→ What is required:
Wherever the word "ffffff" appears in a line, extract that line.

→ Given information:

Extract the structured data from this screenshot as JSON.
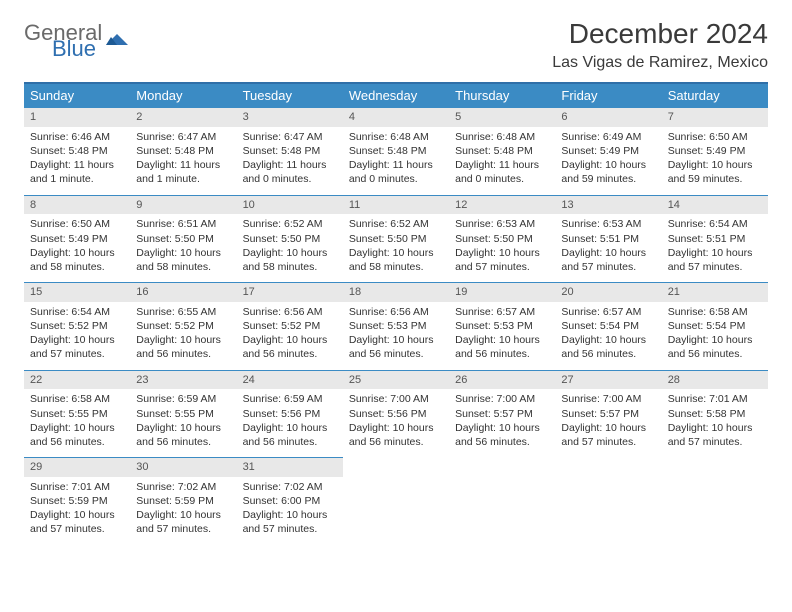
{
  "logo": {
    "text1": "General",
    "text2": "Blue",
    "icon_color": "#2f6fb0",
    "text1_color": "#6a6a6a"
  },
  "header": {
    "month_title": "December 2024",
    "location": "Las Vigas de Ramirez, Mexico"
  },
  "colors": {
    "header_bg": "#3b8bc4",
    "header_border": "#2f6fa8",
    "cell_border": "#3b8bc4",
    "daynum_bg": "#e8e8e8",
    "text": "#333333",
    "background": "#ffffff"
  },
  "typography": {
    "title_fontsize": 28,
    "location_fontsize": 16,
    "th_fontsize": 13,
    "cell_fontsize": 10.5
  },
  "calendar": {
    "day_headers": [
      "Sunday",
      "Monday",
      "Tuesday",
      "Wednesday",
      "Thursday",
      "Friday",
      "Saturday"
    ],
    "weeks": [
      [
        {
          "n": "1",
          "sr": "Sunrise: 6:46 AM",
          "ss": "Sunset: 5:48 PM",
          "dl": "Daylight: 11 hours and 1 minute."
        },
        {
          "n": "2",
          "sr": "Sunrise: 6:47 AM",
          "ss": "Sunset: 5:48 PM",
          "dl": "Daylight: 11 hours and 1 minute."
        },
        {
          "n": "3",
          "sr": "Sunrise: 6:47 AM",
          "ss": "Sunset: 5:48 PM",
          "dl": "Daylight: 11 hours and 0 minutes."
        },
        {
          "n": "4",
          "sr": "Sunrise: 6:48 AM",
          "ss": "Sunset: 5:48 PM",
          "dl": "Daylight: 11 hours and 0 minutes."
        },
        {
          "n": "5",
          "sr": "Sunrise: 6:48 AM",
          "ss": "Sunset: 5:48 PM",
          "dl": "Daylight: 11 hours and 0 minutes."
        },
        {
          "n": "6",
          "sr": "Sunrise: 6:49 AM",
          "ss": "Sunset: 5:49 PM",
          "dl": "Daylight: 10 hours and 59 minutes."
        },
        {
          "n": "7",
          "sr": "Sunrise: 6:50 AM",
          "ss": "Sunset: 5:49 PM",
          "dl": "Daylight: 10 hours and 59 minutes."
        }
      ],
      [
        {
          "n": "8",
          "sr": "Sunrise: 6:50 AM",
          "ss": "Sunset: 5:49 PM",
          "dl": "Daylight: 10 hours and 58 minutes."
        },
        {
          "n": "9",
          "sr": "Sunrise: 6:51 AM",
          "ss": "Sunset: 5:50 PM",
          "dl": "Daylight: 10 hours and 58 minutes."
        },
        {
          "n": "10",
          "sr": "Sunrise: 6:52 AM",
          "ss": "Sunset: 5:50 PM",
          "dl": "Daylight: 10 hours and 58 minutes."
        },
        {
          "n": "11",
          "sr": "Sunrise: 6:52 AM",
          "ss": "Sunset: 5:50 PM",
          "dl": "Daylight: 10 hours and 58 minutes."
        },
        {
          "n": "12",
          "sr": "Sunrise: 6:53 AM",
          "ss": "Sunset: 5:50 PM",
          "dl": "Daylight: 10 hours and 57 minutes."
        },
        {
          "n": "13",
          "sr": "Sunrise: 6:53 AM",
          "ss": "Sunset: 5:51 PM",
          "dl": "Daylight: 10 hours and 57 minutes."
        },
        {
          "n": "14",
          "sr": "Sunrise: 6:54 AM",
          "ss": "Sunset: 5:51 PM",
          "dl": "Daylight: 10 hours and 57 minutes."
        }
      ],
      [
        {
          "n": "15",
          "sr": "Sunrise: 6:54 AM",
          "ss": "Sunset: 5:52 PM",
          "dl": "Daylight: 10 hours and 57 minutes."
        },
        {
          "n": "16",
          "sr": "Sunrise: 6:55 AM",
          "ss": "Sunset: 5:52 PM",
          "dl": "Daylight: 10 hours and 56 minutes."
        },
        {
          "n": "17",
          "sr": "Sunrise: 6:56 AM",
          "ss": "Sunset: 5:52 PM",
          "dl": "Daylight: 10 hours and 56 minutes."
        },
        {
          "n": "18",
          "sr": "Sunrise: 6:56 AM",
          "ss": "Sunset: 5:53 PM",
          "dl": "Daylight: 10 hours and 56 minutes."
        },
        {
          "n": "19",
          "sr": "Sunrise: 6:57 AM",
          "ss": "Sunset: 5:53 PM",
          "dl": "Daylight: 10 hours and 56 minutes."
        },
        {
          "n": "20",
          "sr": "Sunrise: 6:57 AM",
          "ss": "Sunset: 5:54 PM",
          "dl": "Daylight: 10 hours and 56 minutes."
        },
        {
          "n": "21",
          "sr": "Sunrise: 6:58 AM",
          "ss": "Sunset: 5:54 PM",
          "dl": "Daylight: 10 hours and 56 minutes."
        }
      ],
      [
        {
          "n": "22",
          "sr": "Sunrise: 6:58 AM",
          "ss": "Sunset: 5:55 PM",
          "dl": "Daylight: 10 hours and 56 minutes."
        },
        {
          "n": "23",
          "sr": "Sunrise: 6:59 AM",
          "ss": "Sunset: 5:55 PM",
          "dl": "Daylight: 10 hours and 56 minutes."
        },
        {
          "n": "24",
          "sr": "Sunrise: 6:59 AM",
          "ss": "Sunset: 5:56 PM",
          "dl": "Daylight: 10 hours and 56 minutes."
        },
        {
          "n": "25",
          "sr": "Sunrise: 7:00 AM",
          "ss": "Sunset: 5:56 PM",
          "dl": "Daylight: 10 hours and 56 minutes."
        },
        {
          "n": "26",
          "sr": "Sunrise: 7:00 AM",
          "ss": "Sunset: 5:57 PM",
          "dl": "Daylight: 10 hours and 56 minutes."
        },
        {
          "n": "27",
          "sr": "Sunrise: 7:00 AM",
          "ss": "Sunset: 5:57 PM",
          "dl": "Daylight: 10 hours and 57 minutes."
        },
        {
          "n": "28",
          "sr": "Sunrise: 7:01 AM",
          "ss": "Sunset: 5:58 PM",
          "dl": "Daylight: 10 hours and 57 minutes."
        }
      ],
      [
        {
          "n": "29",
          "sr": "Sunrise: 7:01 AM",
          "ss": "Sunset: 5:59 PM",
          "dl": "Daylight: 10 hours and 57 minutes."
        },
        {
          "n": "30",
          "sr": "Sunrise: 7:02 AM",
          "ss": "Sunset: 5:59 PM",
          "dl": "Daylight: 10 hours and 57 minutes."
        },
        {
          "n": "31",
          "sr": "Sunrise: 7:02 AM",
          "ss": "Sunset: 6:00 PM",
          "dl": "Daylight: 10 hours and 57 minutes."
        },
        null,
        null,
        null,
        null
      ]
    ]
  }
}
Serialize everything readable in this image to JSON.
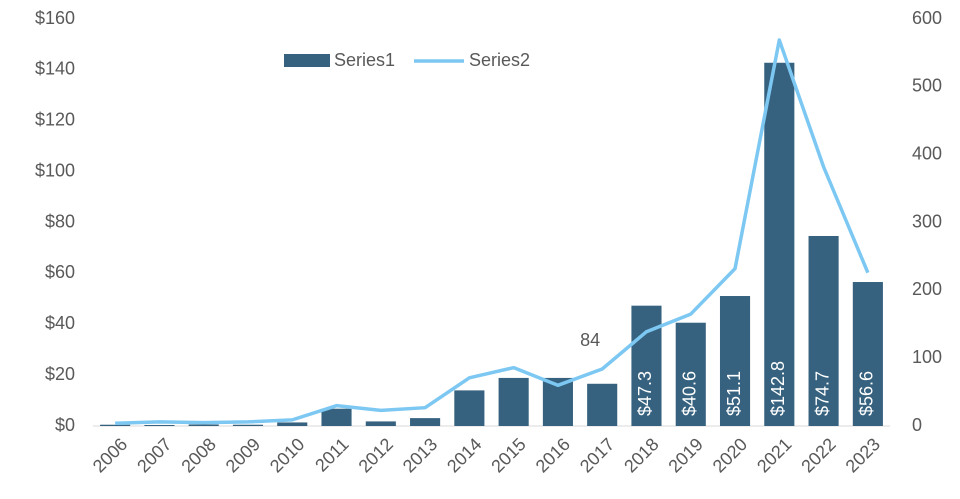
{
  "chart_data": {
    "type": "bar_line",
    "categories": [
      "2006",
      "2007",
      "2008",
      "2009",
      "2010",
      "2011",
      "2012",
      "2013",
      "2014",
      "2015",
      "2016",
      "2017",
      "2018",
      "2019",
      "2020",
      "2021",
      "2022",
      "2023"
    ],
    "series": [
      {
        "name": "Series1",
        "type": "bar",
        "color": "#36627f",
        "values": [
          0.5,
          0.4,
          0.6,
          0.5,
          1.4,
          6.8,
          1.8,
          3.1,
          14,
          18.9,
          18.9,
          16.6,
          47.3,
          40.6,
          51.1,
          142.8,
          74.7,
          56.6
        ],
        "value_labels": [
          null,
          null,
          null,
          null,
          null,
          null,
          null,
          null,
          null,
          null,
          null,
          null,
          "$47.3",
          "$40.6",
          "$51.1",
          "$142.8",
          "$74.7",
          "$56.6"
        ]
      },
      {
        "name": "Series2",
        "type": "line",
        "axis": "y2",
        "color": "#7dc8f2",
        "values": [
          4,
          6,
          5,
          6,
          9,
          30,
          23,
          27,
          71,
          86,
          60,
          84,
          139,
          165,
          232,
          569,
          382,
          226
        ]
      }
    ],
    "annotations": [
      {
        "text": "84",
        "category": "2017"
      }
    ],
    "ylim": [
      0,
      160
    ],
    "yticks": [
      {
        "value": 0,
        "label": "$0"
      },
      {
        "value": 20,
        "label": "$20"
      },
      {
        "value": 40,
        "label": "$40"
      },
      {
        "value": 60,
        "label": "$60"
      },
      {
        "value": 80,
        "label": "$80"
      },
      {
        "value": 100,
        "label": "$100"
      },
      {
        "value": 120,
        "label": "$120"
      },
      {
        "value": 140,
        "label": "$140"
      },
      {
        "value": 160,
        "label": "$160"
      }
    ],
    "y2lim": [
      0,
      600
    ],
    "y2ticks": [
      0,
      100,
      200,
      300,
      400,
      500,
      600
    ],
    "grid": false,
    "legend": "top"
  }
}
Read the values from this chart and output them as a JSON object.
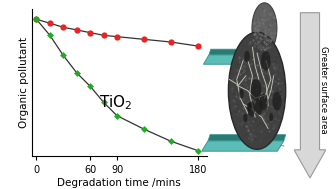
{
  "red_x": [
    0,
    15,
    30,
    45,
    60,
    75,
    90,
    120,
    150,
    180
  ],
  "red_y": [
    1.0,
    0.97,
    0.94,
    0.92,
    0.9,
    0.88,
    0.87,
    0.85,
    0.83,
    0.8
  ],
  "green_x": [
    0,
    15,
    30,
    45,
    60,
    75,
    90,
    120,
    150,
    180
  ],
  "green_y": [
    1.0,
    0.88,
    0.73,
    0.6,
    0.5,
    0.38,
    0.28,
    0.18,
    0.09,
    0.02
  ],
  "red_color": "#ee2222",
  "green_color": "#22aa22",
  "line_color": "#333333",
  "xlabel": "Degradation time /mins",
  "ylabel": "Organic pollutant",
  "xticks": [
    0,
    60,
    90,
    180
  ],
  "xlim": [
    -5,
    190
  ],
  "ylim": [
    -0.02,
    1.08
  ],
  "arrow_text": "Greater surface area",
  "arrow_color": "#d8d8d8",
  "arrow_edge_color": "#999999",
  "background_color": "#ffffff",
  "teal_color": "#5bbdb5",
  "teal_edge": "#3a9990",
  "teal_dark": "#2a7a76"
}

→ Result of the task:
    "background": "#ffffff"
  "background_color": "#ffffff",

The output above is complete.